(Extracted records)
-------

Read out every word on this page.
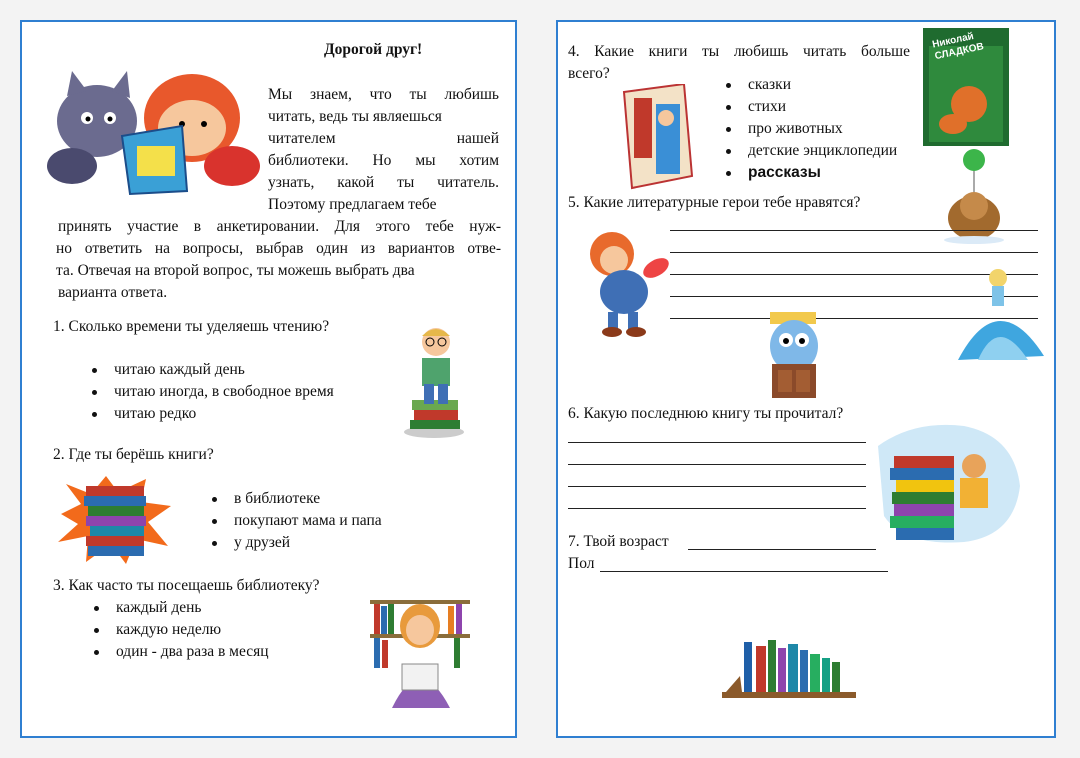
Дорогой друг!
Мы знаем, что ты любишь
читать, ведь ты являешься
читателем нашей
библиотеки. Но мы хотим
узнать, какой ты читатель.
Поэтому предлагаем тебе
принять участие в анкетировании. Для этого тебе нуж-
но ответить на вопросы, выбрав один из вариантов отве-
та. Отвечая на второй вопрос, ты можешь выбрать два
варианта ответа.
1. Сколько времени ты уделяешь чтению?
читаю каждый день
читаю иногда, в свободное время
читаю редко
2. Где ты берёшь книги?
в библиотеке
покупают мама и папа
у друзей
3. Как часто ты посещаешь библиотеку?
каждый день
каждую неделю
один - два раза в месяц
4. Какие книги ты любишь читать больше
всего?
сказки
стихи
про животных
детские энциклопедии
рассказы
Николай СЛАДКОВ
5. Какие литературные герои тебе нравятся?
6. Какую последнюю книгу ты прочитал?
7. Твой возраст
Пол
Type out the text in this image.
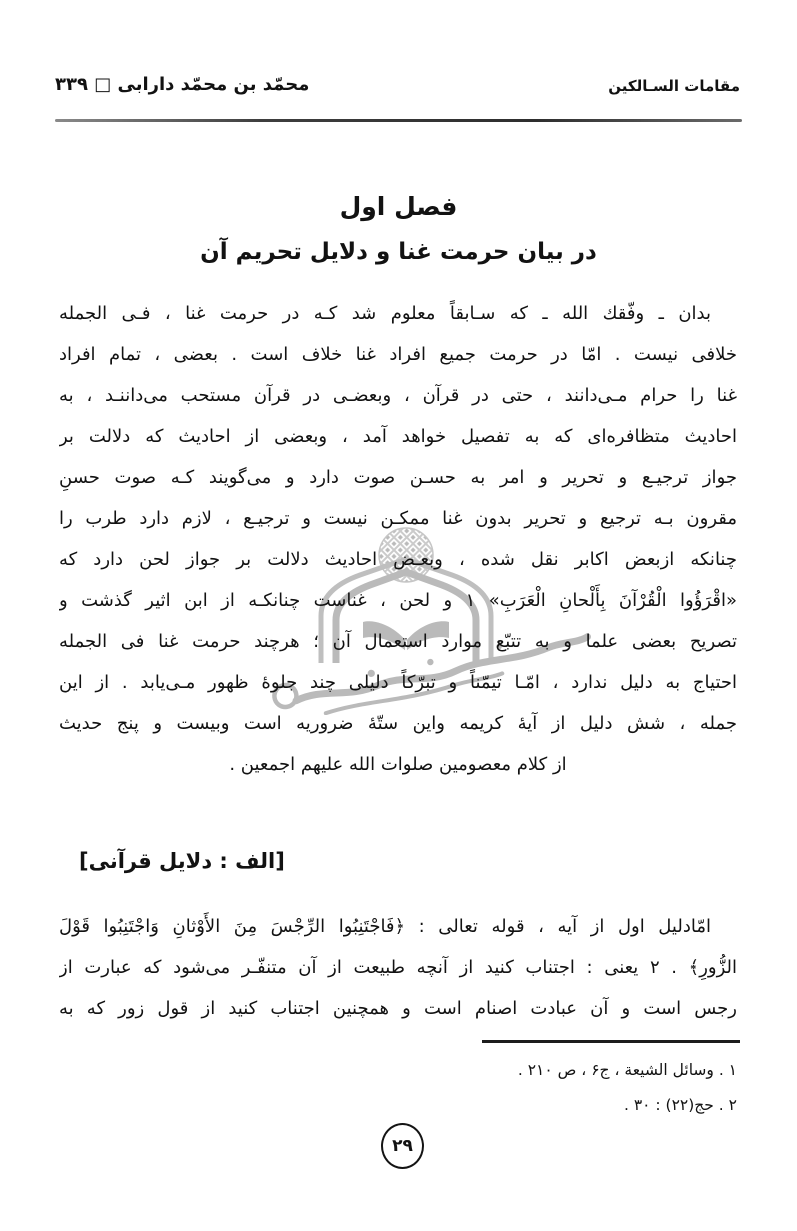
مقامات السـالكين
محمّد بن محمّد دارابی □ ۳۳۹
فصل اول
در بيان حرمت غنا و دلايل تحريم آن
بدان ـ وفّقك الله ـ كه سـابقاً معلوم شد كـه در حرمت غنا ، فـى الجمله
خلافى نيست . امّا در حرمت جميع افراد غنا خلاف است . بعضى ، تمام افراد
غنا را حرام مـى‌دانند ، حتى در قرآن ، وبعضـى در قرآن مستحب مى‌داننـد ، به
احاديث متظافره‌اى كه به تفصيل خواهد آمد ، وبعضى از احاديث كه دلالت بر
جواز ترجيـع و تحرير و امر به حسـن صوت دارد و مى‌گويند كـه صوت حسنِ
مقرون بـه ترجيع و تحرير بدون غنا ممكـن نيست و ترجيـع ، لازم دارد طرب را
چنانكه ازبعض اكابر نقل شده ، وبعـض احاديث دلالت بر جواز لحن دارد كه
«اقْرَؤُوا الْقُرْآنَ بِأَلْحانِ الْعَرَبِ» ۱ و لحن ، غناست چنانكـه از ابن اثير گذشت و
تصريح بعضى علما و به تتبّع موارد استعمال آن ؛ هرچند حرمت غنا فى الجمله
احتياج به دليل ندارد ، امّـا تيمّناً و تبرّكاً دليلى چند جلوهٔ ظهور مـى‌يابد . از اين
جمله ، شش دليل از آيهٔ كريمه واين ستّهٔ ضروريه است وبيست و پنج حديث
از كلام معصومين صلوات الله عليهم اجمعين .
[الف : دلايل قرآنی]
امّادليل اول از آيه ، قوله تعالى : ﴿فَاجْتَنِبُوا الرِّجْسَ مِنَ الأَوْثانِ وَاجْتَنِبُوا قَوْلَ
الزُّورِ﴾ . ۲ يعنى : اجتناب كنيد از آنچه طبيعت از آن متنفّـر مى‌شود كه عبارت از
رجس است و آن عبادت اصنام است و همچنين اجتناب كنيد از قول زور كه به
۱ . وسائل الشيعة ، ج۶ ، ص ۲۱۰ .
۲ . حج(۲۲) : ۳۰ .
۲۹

-------

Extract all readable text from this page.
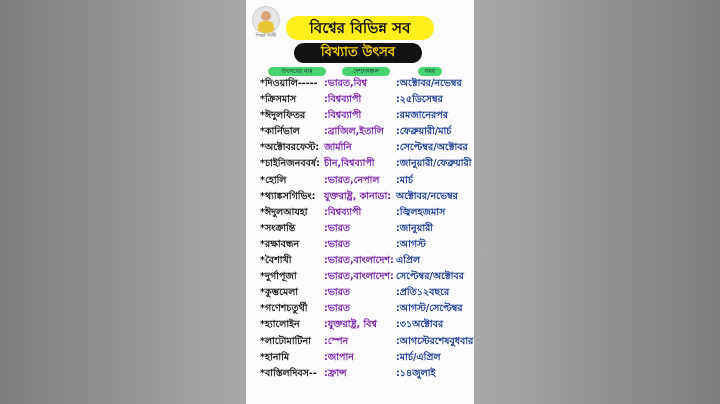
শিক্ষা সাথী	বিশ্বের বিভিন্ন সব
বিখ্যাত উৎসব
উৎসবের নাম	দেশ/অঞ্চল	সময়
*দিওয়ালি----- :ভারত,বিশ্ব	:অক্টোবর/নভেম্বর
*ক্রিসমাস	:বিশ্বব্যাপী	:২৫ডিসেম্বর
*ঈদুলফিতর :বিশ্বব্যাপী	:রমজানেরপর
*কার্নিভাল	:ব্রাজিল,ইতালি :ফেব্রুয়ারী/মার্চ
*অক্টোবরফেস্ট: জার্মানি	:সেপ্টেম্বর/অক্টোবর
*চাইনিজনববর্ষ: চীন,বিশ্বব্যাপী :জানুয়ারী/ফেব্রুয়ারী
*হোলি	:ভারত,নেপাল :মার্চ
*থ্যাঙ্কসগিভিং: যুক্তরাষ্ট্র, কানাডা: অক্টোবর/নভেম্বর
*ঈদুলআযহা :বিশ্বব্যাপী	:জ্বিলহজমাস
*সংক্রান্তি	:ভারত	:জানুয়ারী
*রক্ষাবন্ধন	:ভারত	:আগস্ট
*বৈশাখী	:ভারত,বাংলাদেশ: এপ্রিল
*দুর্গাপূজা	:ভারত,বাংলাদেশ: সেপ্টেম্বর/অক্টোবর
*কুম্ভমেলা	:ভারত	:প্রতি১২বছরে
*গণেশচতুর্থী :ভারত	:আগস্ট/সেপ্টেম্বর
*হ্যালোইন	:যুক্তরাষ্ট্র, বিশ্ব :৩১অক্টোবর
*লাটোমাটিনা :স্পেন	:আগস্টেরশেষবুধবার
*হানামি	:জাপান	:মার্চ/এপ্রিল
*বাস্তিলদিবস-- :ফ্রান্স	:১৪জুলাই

-------

● WHAT YOU NEED TO DO
Scan the records above for the string "جواز", then select every line that holds it.

● EXERCISE ANSWER
جواز ترجيـع و تحرير و امر به حسـن صوت دارد و مى‌گويند كـه صوت حسنِ
چنانكه ازبعض اكابر نقل شده ، وبعـض احاديث دلالت بر جواز لحن دارد كه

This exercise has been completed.